Material provided start

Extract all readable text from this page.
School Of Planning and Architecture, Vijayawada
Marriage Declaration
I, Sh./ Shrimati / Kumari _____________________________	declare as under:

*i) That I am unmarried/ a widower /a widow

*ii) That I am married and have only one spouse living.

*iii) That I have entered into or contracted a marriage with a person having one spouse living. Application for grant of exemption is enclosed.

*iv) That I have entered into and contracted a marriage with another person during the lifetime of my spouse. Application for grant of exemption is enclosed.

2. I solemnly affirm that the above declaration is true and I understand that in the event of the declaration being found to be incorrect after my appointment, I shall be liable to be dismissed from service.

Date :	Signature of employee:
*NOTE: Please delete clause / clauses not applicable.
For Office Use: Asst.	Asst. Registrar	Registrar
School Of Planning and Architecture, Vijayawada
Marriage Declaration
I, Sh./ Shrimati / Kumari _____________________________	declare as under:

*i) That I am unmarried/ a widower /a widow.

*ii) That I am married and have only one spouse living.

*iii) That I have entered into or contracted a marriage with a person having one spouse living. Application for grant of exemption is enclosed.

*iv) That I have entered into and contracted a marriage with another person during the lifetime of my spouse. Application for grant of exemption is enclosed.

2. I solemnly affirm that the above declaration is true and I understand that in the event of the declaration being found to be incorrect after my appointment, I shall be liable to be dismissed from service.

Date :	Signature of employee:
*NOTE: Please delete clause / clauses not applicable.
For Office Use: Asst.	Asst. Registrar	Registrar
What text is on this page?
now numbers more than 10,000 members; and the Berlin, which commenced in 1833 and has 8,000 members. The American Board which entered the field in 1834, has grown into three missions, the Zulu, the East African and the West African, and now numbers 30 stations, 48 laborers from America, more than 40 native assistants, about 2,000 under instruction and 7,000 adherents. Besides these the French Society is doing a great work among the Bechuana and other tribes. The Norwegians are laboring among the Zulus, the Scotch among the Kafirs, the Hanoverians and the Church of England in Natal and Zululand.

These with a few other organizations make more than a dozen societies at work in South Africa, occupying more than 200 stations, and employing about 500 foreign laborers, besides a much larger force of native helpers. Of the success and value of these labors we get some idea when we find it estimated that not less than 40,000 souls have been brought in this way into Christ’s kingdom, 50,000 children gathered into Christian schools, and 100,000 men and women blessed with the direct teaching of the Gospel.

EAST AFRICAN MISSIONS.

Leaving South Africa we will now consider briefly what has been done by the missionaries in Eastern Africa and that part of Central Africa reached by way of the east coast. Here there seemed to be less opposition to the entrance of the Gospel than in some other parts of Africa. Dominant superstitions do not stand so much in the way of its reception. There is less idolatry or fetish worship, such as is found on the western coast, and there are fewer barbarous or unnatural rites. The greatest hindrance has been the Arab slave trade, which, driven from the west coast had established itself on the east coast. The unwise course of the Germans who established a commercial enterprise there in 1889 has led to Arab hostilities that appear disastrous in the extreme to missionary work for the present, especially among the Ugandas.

Material provided end

= What you need to do =
Where a line in the entries holds the word "widow", copy that line.

= Solution for this task =
*i) That I am unmarried/ a widower /a widow
*i) That I am unmarried/ a widower /a widow.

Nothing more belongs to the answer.